___ Material for the task

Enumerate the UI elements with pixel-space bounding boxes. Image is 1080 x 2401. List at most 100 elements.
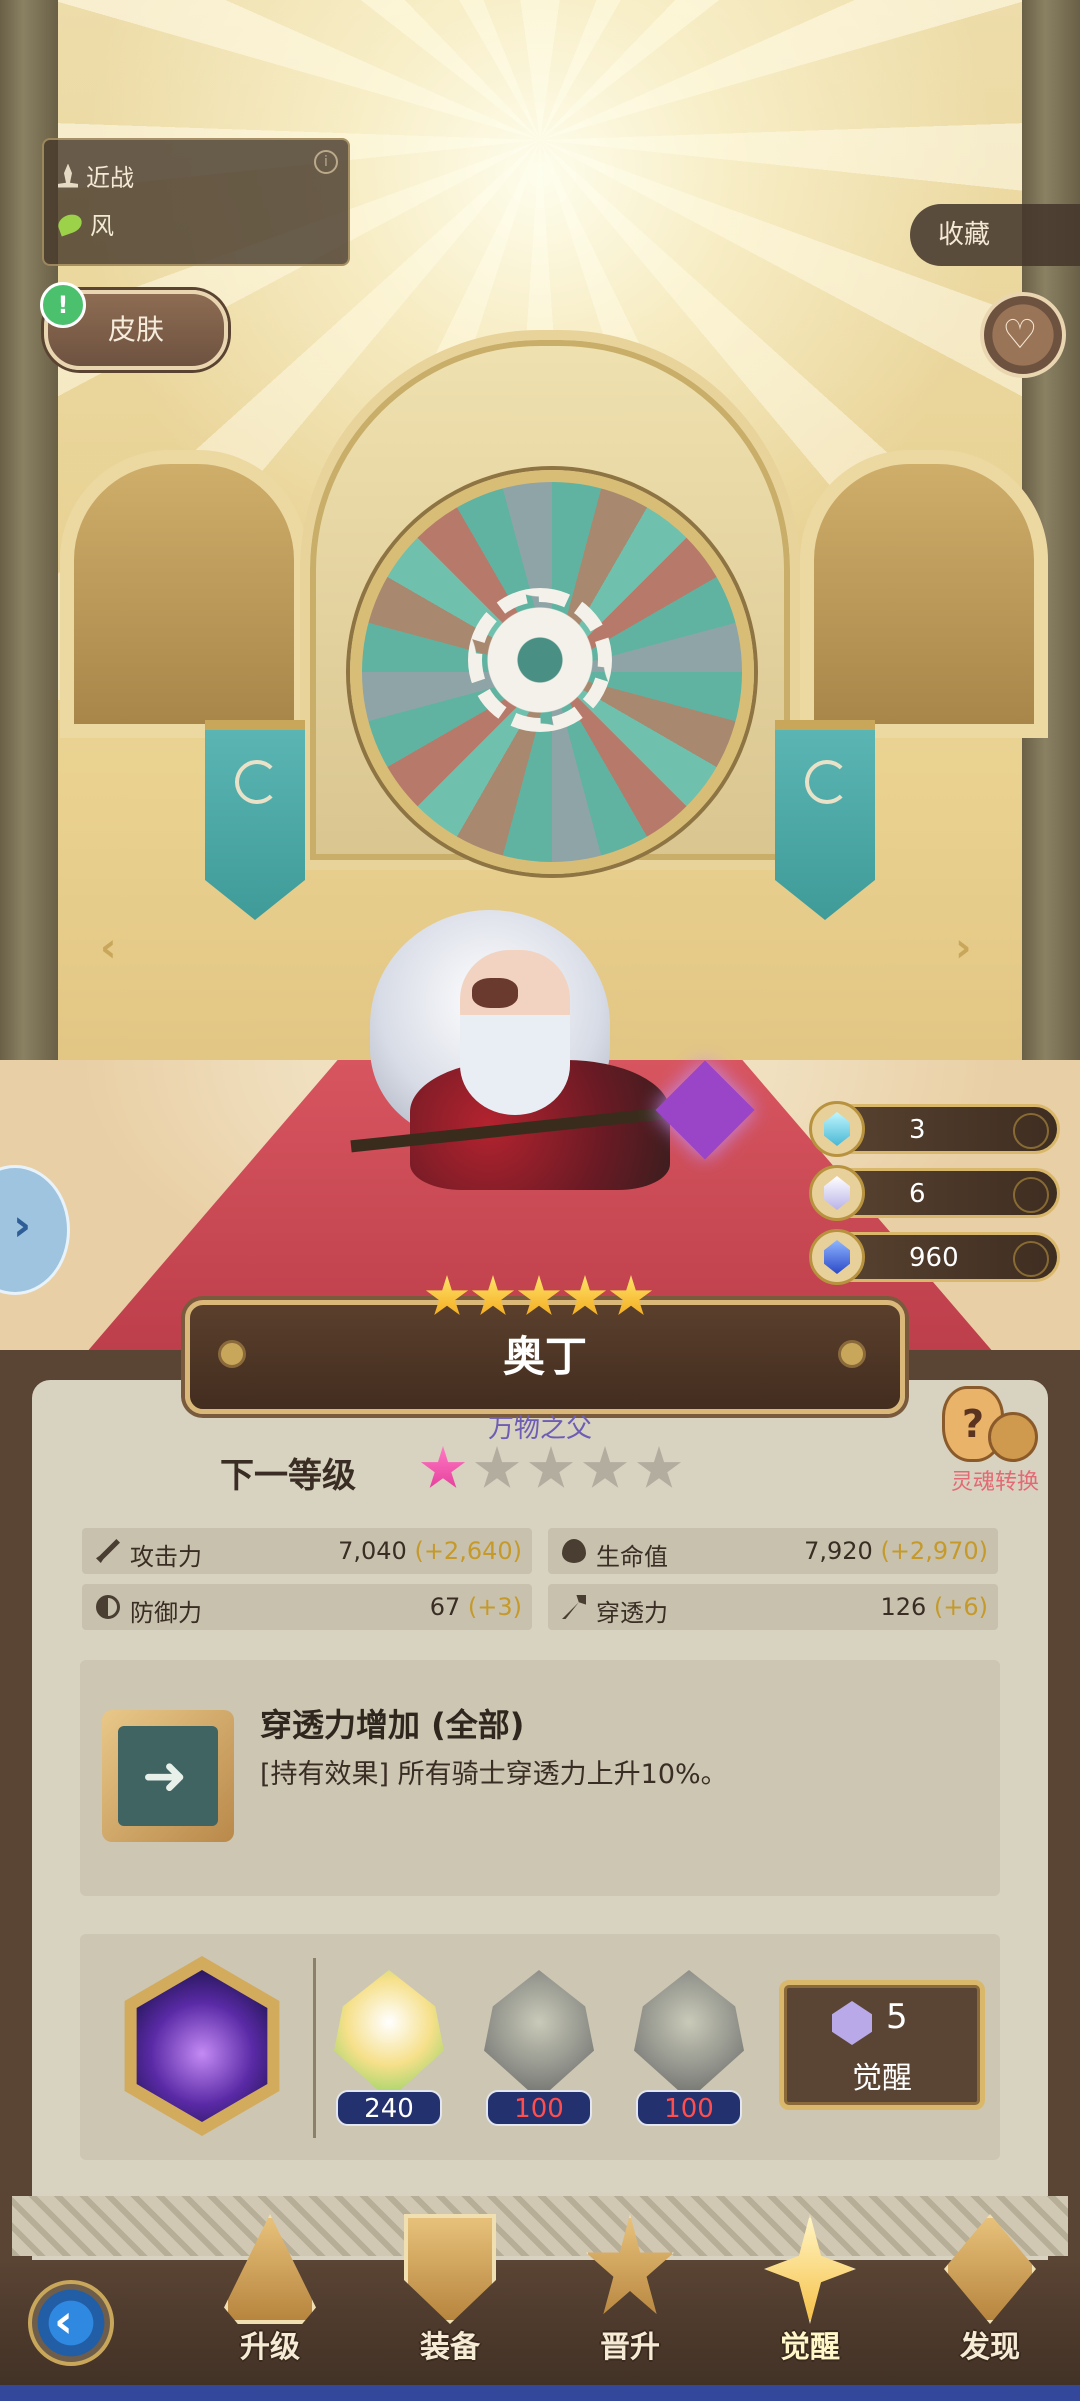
shield-tab-icon [404,2214,496,2324]
generic-shard-icon [634,1970,744,2100]
upgrade-tab-icon [224,2214,316,2324]
awakening-material[interactable]: 100 [484,1970,594,2130]
crystal-cost-icon [832,2001,872,2045]
awaken-label: 觉醒 [852,2061,912,2096]
wind-icon [55,210,85,237]
holding-effect-card: ➜ 穿透力增加 (全部) [持有效果] 所有骑士穿透力上升10%。 [80,1660,1000,1896]
hero-shard-icon [334,1970,444,2100]
stat-value: 7,920 (+2,970) [804,1537,988,1565]
white-crystal-icon [809,1165,865,1221]
left-banner [205,720,305,920]
tab-label: 发现 [960,2330,1020,2365]
right-banner [775,720,875,920]
pierce-icon [562,1595,586,1619]
hero-star-rating [425,1275,653,1319]
stat-bonus: (+2,640) [414,1537,522,1565]
gear-window-emblem [468,588,612,732]
awakening-material[interactable]: 100 [634,1970,744,2130]
pink-star-icon [420,1446,466,1488]
sword-icon [96,1539,120,1563]
favorite-heart-button[interactable]: ♡ [980,292,1066,378]
material-count: 240 [336,2090,442,2126]
hero-sprite [350,890,755,1220]
gold-star-icon [471,1275,515,1316]
tab-upgrade[interactable]: 升级 [200,2204,340,2374]
hero-title: 万物之父 [487,1414,592,1444]
element-label: 风 [90,212,114,240]
tab-label: 升级 [240,2330,300,2365]
next-level-label: 下一等级 [220,1456,356,1496]
resource-value: 3 [909,1115,926,1145]
resource-white-crystal: 6 [809,1165,1060,1221]
element-row: 风 [55,206,114,241]
heart-icon [562,1539,586,1563]
penetration-effect-icon: ➜ [102,1710,234,1842]
bottom-nav [0,2260,1080,2401]
divider [313,1958,316,2138]
empty-star-icon [474,1446,520,1488]
awakening-rune-icon[interactable] [124,1956,280,2136]
tab-promote[interactable]: 晋升 [560,2204,700,2374]
info-icon[interactable]: i [314,150,338,174]
material-count: 100 [486,2090,592,2126]
shield-icon [96,1595,120,1619]
resource-value: 960 [909,1243,959,1273]
empty-star-icon [636,1446,682,1488]
role-row: 近战 [58,158,134,193]
soul-convert-label: 灵魂转换 [950,1470,1039,1495]
alert-badge-icon: ! [40,282,86,328]
resource-blue-gem: 960 [809,1229,1060,1285]
stat-value: 7,040 (+2,640) [338,1537,522,1565]
stat-penetration: 穿透力 126 (+6) [548,1584,998,1630]
role-label: 近战 [86,164,134,192]
resource-value: 6 [909,1179,926,1209]
awakening-section: 240 100 100 5 觉醒 [80,1934,1000,2160]
empty-star-icon [528,1446,574,1488]
heart-outline-icon: ♡ [1002,312,1038,358]
stat-value: 67 (+3) [429,1593,522,1621]
stat-label: 生命值 [596,1543,668,1571]
soul-convert-button[interactable]: ? 灵魂转换 [920,1380,1070,1500]
blue-gem-icon [809,1229,865,1285]
sparkle-tab-icon [764,2214,856,2324]
stat-label: 穿透力 [596,1599,668,1627]
stat-attack: 攻击力 7,040 (+2,640) [82,1528,532,1574]
awaken-button[interactable]: 5 觉醒 [779,1980,985,2110]
awakening-material[interactable]: 240 [334,1970,444,2130]
resource-aqua-crystal: 3 [809,1101,1060,1157]
tab-label: 晋升 [600,2330,660,2365]
melee-icon [58,163,78,188]
tab-label: 装备 [420,2330,480,2365]
stat-bonus: (+3) [467,1593,522,1621]
collect-button[interactable]: 收藏 [910,204,1080,266]
gold-star-icon [563,1275,607,1316]
plate-ornament [218,1340,246,1368]
chevron-right-icon: › [13,1200,32,1251]
tab-label: 觉醒 [780,2330,840,2365]
effect-description: [持有效果] 所有骑士穿透力上升10%。 [260,1759,728,1790]
effect-title: 穿透力增加 (全部) [260,1706,525,1744]
nav-bottom-edge [0,2385,1080,2401]
stat-bonus: (+2,970) [880,1537,988,1565]
stat-value: 126 (+6) [880,1593,988,1621]
panel-hatch-strip [12,2196,1068,2256]
tab-discover[interactable]: 发现 [920,2204,1060,2374]
awaken-cost: 5 [886,1997,908,2037]
stat-label: 攻击力 [130,1543,202,1571]
gold-star-icon [609,1275,653,1316]
material-count: 100 [636,2090,742,2126]
tab-awaken[interactable]: 觉醒 [740,2204,880,2374]
stat-bonus: (+6) [933,1593,988,1621]
next-hero-arrow-icon[interactable]: › [955,925,971,971]
tab-equipment[interactable]: 装备 [380,2204,520,2374]
right-arch [800,450,1048,738]
prev-hero-arrow-icon[interactable]: ‹ [100,925,116,971]
back-button[interactable]: ‹ [28,2280,114,2366]
stat-defense: 防御力 67 (+3) [82,1584,532,1630]
star-tab-icon [585,2214,675,2315]
aqua-crystal-icon [809,1101,865,1157]
gold-star-icon [517,1275,561,1316]
generic-shard-icon [484,1970,594,2100]
left-arch [60,450,308,738]
chevron-left-icon: ‹ [54,2294,73,2348]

______

* Written problem *
Please convert the listing above into a numbered list with one line per entry, dropping blank lines. Leave the pictures out of your answer.

* Correct output *
1. Enumerate the UI elements with pixel-space bounding boxes. Image is 1080 x 2401. List at most 100 elements.
2. shield-tab-icon [404,2214,496,2324]
3. generic-shard-icon [634,1970,744,2100]
4. upgrade-tab-icon [224,2214,316,2324]
5. awakening-material[interactable]: 100 [484,1970,594,2130]
6. crystal-cost-icon [832,2001,872,2045]
7. awaken-label: 觉醒 [852,2061,912,2096]
8. wind-icon [55,210,85,237]
9. holding-effect-card: ➜ 穿透力增加 (全部) [持有效果] 所有骑士穿透力上升10%。 [80,1660,1000,1896]
10. hero-shard-icon [334,1970,444,2100]
11. stat-value: 7,920 (+2,970) [804,1537,988,1565]
12. white-crystal-icon [809,1165,865,1221]
13. left-banner [205,720,305,920]
14. tab-label: 发现 [960,2330,1020,2365]
15. right-banner [775,720,875,920]
16. pierce-icon [562,1595,586,1619]
17. hero-star-rating [425,1275,653,1319]
18. stat-bonus: (+2,640) [414,1537,522,1565]
19. gear-window-emblem [468,588,612,732]
20. awakening-material[interactable]: 100 [634,1970,744,2130]
21. pink-star-icon [420,1446,466,1488]
22. sword-icon [96,1539,120,1563]
23. favorite-heart-button[interactable]: ♡ [980,292,1066,378]
24. material-count: 240 [336,2090,442,2126]
25. hero-sprite [350,890,755,1220]
26. gold-star-icon [471,1275,515,1316]
27. tab-upgrade[interactable]: 升级 [200,2204,340,2374]
28. hero-title: 万物之父 [487,1414,592,1444]
29. element-label: 风 [90,212,114,240]
30. tab-label: 升级 [240,2330,300,2365]
31. next-level-label: 下一等级 [220,1456,356,1496]
32. resource-value: 3 [909,1115,926,1145]
33. resource-white-crystal: 6 [809,1165,1060,1221]
34. element-row: 风 [55,206,114,241]
35. heart-icon [562,1539,586,1563]
36. penetration-effect-icon: ➜ [102,1710,234,1842]
37. bottom-nav [0,2260,1080,2401]
38. divider [313,1958,316,2138]
39. empty-star-icon [474,1446,520,1488]
40. awakening-rune-icon[interactable] [124,1956,280,2136]
41. tab-promote[interactable]: 晋升 [560,2204,700,2374]
42. info-icon[interactable]: i [314,150,338,174]
43. material-count: 100 [486,2090,592,2126]
44. shield-icon [96,1595,120,1619]
45. resource-value: 960 [909,1243,959,1273]
46. empty-star-icon [636,1446,682,1488]
47. role-row: 近战 [58,158,134,193]
48. soul-convert-label: 灵魂转换 [950,1470,1039,1495]
49. alert-badge-icon: ! [40,282,86,328]
50. resource-blue-gem: 960 [809,1229,1060,1285]
51. stat-value: 7,040 (+2,640) [338,1537,522,1565]
52. stat-penetration: 穿透力 126 (+6) [548,1584,998,1630]
53. role-label: 近战 [86,164,134,192]
54. resource-value: 6 [909,1179,926,1209]
55. awakening-section: 240 100 100 5 觉醒 [80,1934,1000,2160]
56. empty-star-icon [528,1446,574,1488]
57. heart-outline-icon: ♡ [1002,312,1038,358]
58. stat-value: 67 (+3) [429,1593,522,1621]
59. stat-label: 生命值 [596,1543,668,1571]
60. soul-convert-button[interactable]: ? 灵魂转换 [920,1380,1070,1500]
61. blue-gem-icon [809,1229,865,1285]
62. sparkle-tab-icon [764,2214,856,2324]
63. stat-label: 穿透力 [596,1599,668,1627]
64. stat-attack: 攻击力 7,040 (+2,640) [82,1528,532,1574]
65. awaken-button[interactable]: 5 觉醒 [779,1980,985,2110]
66. awakening-material[interactable]: 240 [334,1970,444,2130]
67. resource-aqua-crystal: 3 [809,1101,1060,1157]
68. tab-label: 晋升 [600,2330,660,2365]
69. melee-icon [58,163,78,188]
70. tab-label: 装备 [420,2330,480,2365]
71. stat-bonus: (+3) [467,1593,522,1621]
72. collect-button[interactable]: 收藏 [910,204,1080,266]
73. gold-star-icon [563,1275,607,1316]
74. plate-ornament [218,1340,246,1368]
75. chevron-right-icon: › [13,1200,32,1251]
76. tab-label: 觉醒 [780,2330,840,2365]
77. effect-description: [持有效果] 所有骑士穿透力上升10%。 [260,1759,728,1790]
78. effect-title: 穿透力增加 (全部) [260,1706,525,1744]
79. nav-bottom-edge [0,2385,1080,2401]
80. stat-bonus: (+2,970) [880,1537,988,1565]
81. stat-value: 126 (+6) [880,1593,988,1621]
82. panel-hatch-strip [12,2196,1068,2256]
83. tab-discover[interactable]: 发现 [920,2204,1060,2374]
84. awaken-cost: 5 [886,1997,908,2037]
85. stat-label: 攻击力 [130,1543,202,1571]
86. gold-star-icon [609,1275,653,1316]
87. material-count: 100 [636,2090,742,2126]
88. tab-awaken[interactable]: 觉醒 [740,2204,880,2374]
89. stat-bonus: (+6) [933,1593,988,1621]
90. next-hero-arrow-icon[interactable]: › [955,925,971,971]
91. tab-equipment[interactable]: 装备 [380,2204,520,2374]
92. right-arch [800,450,1048,738]
93. prev-hero-arrow-icon[interactable]: ‹ [100,925,116,971]
94. back-button[interactable]: ‹ [28,2280,114,2366]
95. stat-defense: 防御力 67 (+3) [82,1584,532,1630]
96. star-tab-icon [585,2214,675,2315]
97. aqua-crystal-icon [809,1101,865,1157]
98. gold-star-icon [517,1275,561,1316]
99. generic-shard-icon [484,1970,594,2100]
100. left-arch [60,450,308,738]
101. chevron-left-icon: ‹ [54,2294,73,2348]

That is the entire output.